DIRECTIVE: Without the pictures, can you quote each line below exactly?
++++ SOURCE MATERIAL ++++
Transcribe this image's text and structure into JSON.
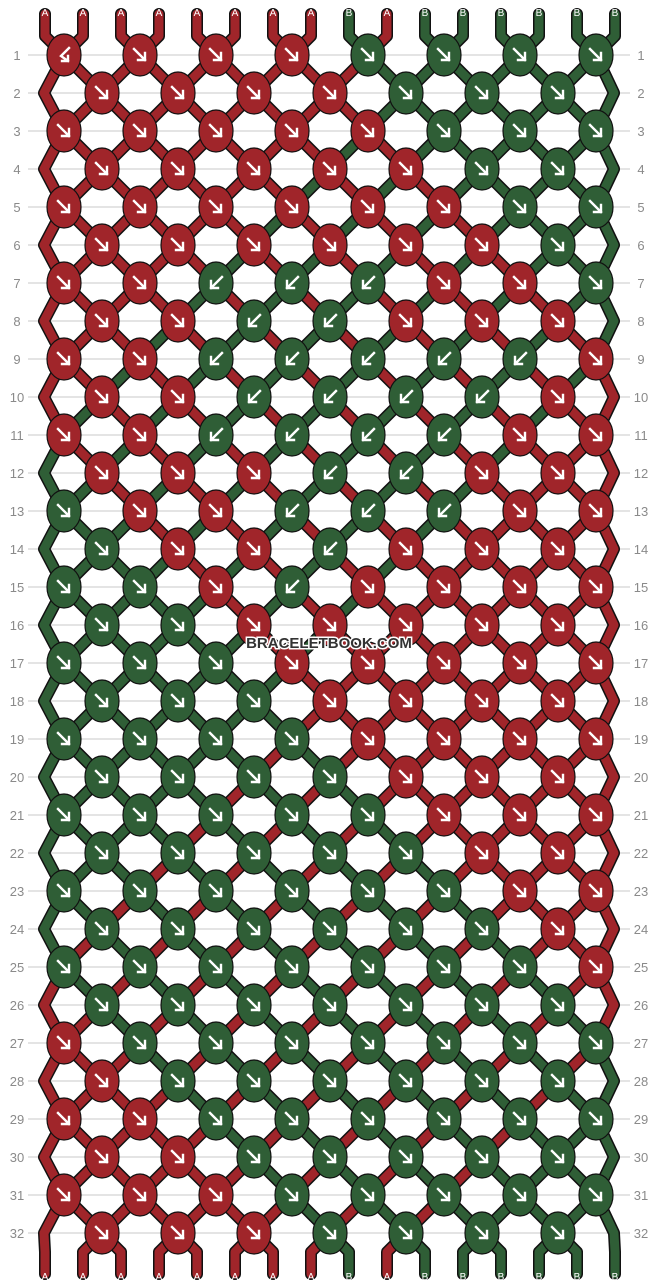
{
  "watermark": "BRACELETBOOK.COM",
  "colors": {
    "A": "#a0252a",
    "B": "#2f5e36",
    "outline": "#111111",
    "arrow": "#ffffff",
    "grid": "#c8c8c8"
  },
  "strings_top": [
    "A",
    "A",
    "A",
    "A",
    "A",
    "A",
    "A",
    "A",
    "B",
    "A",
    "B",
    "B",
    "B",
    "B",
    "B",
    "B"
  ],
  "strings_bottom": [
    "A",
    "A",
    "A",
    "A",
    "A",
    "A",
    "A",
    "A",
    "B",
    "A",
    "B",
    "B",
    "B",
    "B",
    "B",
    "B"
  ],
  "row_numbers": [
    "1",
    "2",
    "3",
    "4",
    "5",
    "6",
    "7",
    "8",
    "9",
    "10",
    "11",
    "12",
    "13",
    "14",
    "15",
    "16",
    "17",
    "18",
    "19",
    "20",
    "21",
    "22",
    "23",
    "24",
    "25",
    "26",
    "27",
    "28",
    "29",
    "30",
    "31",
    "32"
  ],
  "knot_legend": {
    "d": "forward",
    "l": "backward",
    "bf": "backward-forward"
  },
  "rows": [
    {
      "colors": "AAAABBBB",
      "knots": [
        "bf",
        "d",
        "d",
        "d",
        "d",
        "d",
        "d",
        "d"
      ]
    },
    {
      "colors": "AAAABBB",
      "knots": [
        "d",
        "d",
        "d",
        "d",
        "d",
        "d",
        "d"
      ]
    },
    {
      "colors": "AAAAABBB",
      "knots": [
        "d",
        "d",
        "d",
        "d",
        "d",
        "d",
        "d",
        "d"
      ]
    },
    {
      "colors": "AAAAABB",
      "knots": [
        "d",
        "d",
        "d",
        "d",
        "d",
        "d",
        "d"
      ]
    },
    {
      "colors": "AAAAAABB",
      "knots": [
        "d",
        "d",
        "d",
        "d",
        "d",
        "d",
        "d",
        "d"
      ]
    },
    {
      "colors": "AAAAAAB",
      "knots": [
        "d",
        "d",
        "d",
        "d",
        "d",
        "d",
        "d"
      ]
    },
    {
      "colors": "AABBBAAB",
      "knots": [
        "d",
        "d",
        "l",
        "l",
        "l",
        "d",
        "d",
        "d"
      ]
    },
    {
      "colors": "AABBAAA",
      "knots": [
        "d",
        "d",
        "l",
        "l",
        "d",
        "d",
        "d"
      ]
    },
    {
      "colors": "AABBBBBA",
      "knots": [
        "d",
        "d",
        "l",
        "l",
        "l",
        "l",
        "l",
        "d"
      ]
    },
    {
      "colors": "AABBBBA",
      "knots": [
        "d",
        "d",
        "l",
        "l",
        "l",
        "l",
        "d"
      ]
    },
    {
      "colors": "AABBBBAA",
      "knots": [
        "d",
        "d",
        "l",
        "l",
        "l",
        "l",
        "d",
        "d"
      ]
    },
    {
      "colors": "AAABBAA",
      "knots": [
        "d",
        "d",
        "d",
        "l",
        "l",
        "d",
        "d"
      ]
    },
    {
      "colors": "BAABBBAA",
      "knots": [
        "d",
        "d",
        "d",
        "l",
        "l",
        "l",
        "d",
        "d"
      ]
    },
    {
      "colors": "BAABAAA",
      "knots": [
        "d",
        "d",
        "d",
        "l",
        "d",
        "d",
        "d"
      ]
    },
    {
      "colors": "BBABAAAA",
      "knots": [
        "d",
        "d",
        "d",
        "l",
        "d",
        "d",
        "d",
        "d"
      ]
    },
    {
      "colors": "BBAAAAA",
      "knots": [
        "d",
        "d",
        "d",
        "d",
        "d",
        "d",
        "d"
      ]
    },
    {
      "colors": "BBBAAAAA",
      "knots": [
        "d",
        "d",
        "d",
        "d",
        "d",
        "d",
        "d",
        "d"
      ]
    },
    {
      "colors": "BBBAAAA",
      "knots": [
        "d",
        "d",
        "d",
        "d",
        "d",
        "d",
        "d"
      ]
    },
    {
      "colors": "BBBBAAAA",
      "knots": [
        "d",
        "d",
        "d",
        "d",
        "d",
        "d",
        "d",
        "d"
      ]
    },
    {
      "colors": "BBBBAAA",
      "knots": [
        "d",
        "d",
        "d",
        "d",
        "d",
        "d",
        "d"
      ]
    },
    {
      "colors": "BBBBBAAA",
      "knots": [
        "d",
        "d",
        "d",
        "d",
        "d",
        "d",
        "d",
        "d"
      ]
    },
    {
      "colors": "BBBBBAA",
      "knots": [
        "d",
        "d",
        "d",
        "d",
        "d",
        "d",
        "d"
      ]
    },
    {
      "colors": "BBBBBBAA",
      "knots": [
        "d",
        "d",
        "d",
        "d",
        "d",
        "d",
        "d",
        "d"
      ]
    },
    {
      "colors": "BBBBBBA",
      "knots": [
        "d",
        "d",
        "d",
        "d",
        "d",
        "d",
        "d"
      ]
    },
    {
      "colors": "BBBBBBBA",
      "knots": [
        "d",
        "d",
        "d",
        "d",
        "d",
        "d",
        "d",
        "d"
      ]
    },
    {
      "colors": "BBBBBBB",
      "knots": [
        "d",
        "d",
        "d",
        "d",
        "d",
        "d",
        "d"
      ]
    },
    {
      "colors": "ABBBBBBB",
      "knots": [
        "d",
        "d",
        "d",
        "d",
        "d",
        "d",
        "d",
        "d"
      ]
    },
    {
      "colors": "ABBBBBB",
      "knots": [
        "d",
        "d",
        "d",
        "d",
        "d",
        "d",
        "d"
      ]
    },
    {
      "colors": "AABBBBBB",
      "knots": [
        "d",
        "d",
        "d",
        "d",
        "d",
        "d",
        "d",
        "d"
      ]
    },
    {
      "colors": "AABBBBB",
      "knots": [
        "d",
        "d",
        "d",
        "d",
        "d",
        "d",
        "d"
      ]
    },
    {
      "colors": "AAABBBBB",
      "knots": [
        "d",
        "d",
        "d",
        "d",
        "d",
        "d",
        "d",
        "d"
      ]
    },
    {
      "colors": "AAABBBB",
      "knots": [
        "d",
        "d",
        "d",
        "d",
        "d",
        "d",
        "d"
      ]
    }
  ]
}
++++
CORRECT ANSWER:
Transcribe this image's text and structure into JSON.
{
  "watermark": "BRACELETBOOK.COM",
  "colors": {
    "A": "#a0252a",
    "B": "#2f5e36",
    "outline": "#111111",
    "arrow": "#ffffff",
    "grid": "#c8c8c8"
  },
  "strings_top": [
    "A",
    "A",
    "A",
    "A",
    "A",
    "A",
    "A",
    "A",
    "B",
    "A",
    "B",
    "B",
    "B",
    "B",
    "B",
    "B"
  ],
  "strings_bottom": [
    "A",
    "A",
    "A",
    "A",
    "A",
    "A",
    "A",
    "A",
    "B",
    "A",
    "B",
    "B",
    "B",
    "B",
    "B",
    "B"
  ],
  "row_numbers": [
    "1",
    "2",
    "3",
    "4",
    "5",
    "6",
    "7",
    "8",
    "9",
    "10",
    "11",
    "12",
    "13",
    "14",
    "15",
    "16",
    "17",
    "18",
    "19",
    "20",
    "21",
    "22",
    "23",
    "24",
    "25",
    "26",
    "27",
    "28",
    "29",
    "30",
    "31",
    "32"
  ],
  "knot_legend": {
    "d": "forward",
    "l": "backward",
    "bf": "backward-forward"
  },
  "rows": [
    {
      "colors": "AAAABBBB",
      "knots": [
        "bf",
        "d",
        "d",
        "d",
        "d",
        "d",
        "d",
        "d"
      ]
    },
    {
      "colors": "AAAABBB",
      "knots": [
        "d",
        "d",
        "d",
        "d",
        "d",
        "d",
        "d"
      ]
    },
    {
      "colors": "AAAAABBB",
      "knots": [
        "d",
        "d",
        "d",
        "d",
        "d",
        "d",
        "d",
        "d"
      ]
    },
    {
      "colors": "AAAAABB",
      "knots": [
        "d",
        "d",
        "d",
        "d",
        "d",
        "d",
        "d"
      ]
    },
    {
      "colors": "AAAAAABB",
      "knots": [
        "d",
        "d",
        "d",
        "d",
        "d",
        "d",
        "d",
        "d"
      ]
    },
    {
      "colors": "AAAAAAB",
      "knots": [
        "d",
        "d",
        "d",
        "d",
        "d",
        "d",
        "d"
      ]
    },
    {
      "colors": "AABBBAAB",
      "knots": [
        "d",
        "d",
        "l",
        "l",
        "l",
        "d",
        "d",
        "d"
      ]
    },
    {
      "colors": "AABBAAA",
      "knots": [
        "d",
        "d",
        "l",
        "l",
        "d",
        "d",
        "d"
      ]
    },
    {
      "colors": "AABBBBBA",
      "knots": [
        "d",
        "d",
        "l",
        "l",
        "l",
        "l",
        "l",
        "d"
      ]
    },
    {
      "colors": "AABBBBA",
      "knots": [
        "d",
        "d",
        "l",
        "l",
        "l",
        "l",
        "d"
      ]
    },
    {
      "colors": "AABBBBAA",
      "knots": [
        "d",
        "d",
        "l",
        "l",
        "l",
        "l",
        "d",
        "d"
      ]
    },
    {
      "colors": "AAABBAA",
      "knots": [
        "d",
        "d",
        "d",
        "l",
        "l",
        "d",
        "d"
      ]
    },
    {
      "colors": "BAABBBAA",
      "knots": [
        "d",
        "d",
        "d",
        "l",
        "l",
        "l",
        "d",
        "d"
      ]
    },
    {
      "colors": "BAABAAA",
      "knots": [
        "d",
        "d",
        "d",
        "l",
        "d",
        "d",
        "d"
      ]
    },
    {
      "colors": "BBABAAAA",
      "knots": [
        "d",
        "d",
        "d",
        "l",
        "d",
        "d",
        "d",
        "d"
      ]
    },
    {
      "colors": "BBAAAAA",
      "knots": [
        "d",
        "d",
        "d",
        "d",
        "d",
        "d",
        "d"
      ]
    },
    {
      "colors": "BBBAAAAA",
      "knots": [
        "d",
        "d",
        "d",
        "d",
        "d",
        "d",
        "d",
        "d"
      ]
    },
    {
      "colors": "BBBAAAA",
      "knots": [
        "d",
        "d",
        "d",
        "d",
        "d",
        "d",
        "d"
      ]
    },
    {
      "colors": "BBBBAAAA",
      "knots": [
        "d",
        "d",
        "d",
        "d",
        "d",
        "d",
        "d",
        "d"
      ]
    },
    {
      "colors": "BBBBAAA",
      "knots": [
        "d",
        "d",
        "d",
        "d",
        "d",
        "d",
        "d"
      ]
    },
    {
      "colors": "BBBBBAAA",
      "knots": [
        "d",
        "d",
        "d",
        "d",
        "d",
        "d",
        "d",
        "d"
      ]
    },
    {
      "colors": "BBBBBAA",
      "knots": [
        "d",
        "d",
        "d",
        "d",
        "d",
        "d",
        "d"
      ]
    },
    {
      "colors": "BBBBBBAA",
      "knots": [
        "d",
        "d",
        "d",
        "d",
        "d",
        "d",
        "d",
        "d"
      ]
    },
    {
      "colors": "BBBBBBA",
      "knots": [
        "d",
        "d",
        "d",
        "d",
        "d",
        "d",
        "d"
      ]
    },
    {
      "colors": "BBBBBBBA",
      "knots": [
        "d",
        "d",
        "d",
        "d",
        "d",
        "d",
        "d",
        "d"
      ]
    },
    {
      "colors": "BBBBBBB",
      "knots": [
        "d",
        "d",
        "d",
        "d",
        "d",
        "d",
        "d"
      ]
    },
    {
      "colors": "ABBBBBBB",
      "knots": [
        "d",
        "d",
        "d",
        "d",
        "d",
        "d",
        "d",
        "d"
      ]
    },
    {
      "colors": "ABBBBBB",
      "knots": [
        "d",
        "d",
        "d",
        "d",
        "d",
        "d",
        "d"
      ]
    },
    {
      "colors": "AABBBBBB",
      "knots": [
        "d",
        "d",
        "d",
        "d",
        "d",
        "d",
        "d",
        "d"
      ]
    },
    {
      "colors": "AABBBBB",
      "knots": [
        "d",
        "d",
        "d",
        "d",
        "d",
        "d",
        "d"
      ]
    },
    {
      "colors": "AAABBBBB",
      "knots": [
        "d",
        "d",
        "d",
        "d",
        "d",
        "d",
        "d",
        "d"
      ]
    },
    {
      "colors": "AAABBBB",
      "knots": [
        "d",
        "d",
        "d",
        "d",
        "d",
        "d",
        "d"
      ]
    }
  ]
}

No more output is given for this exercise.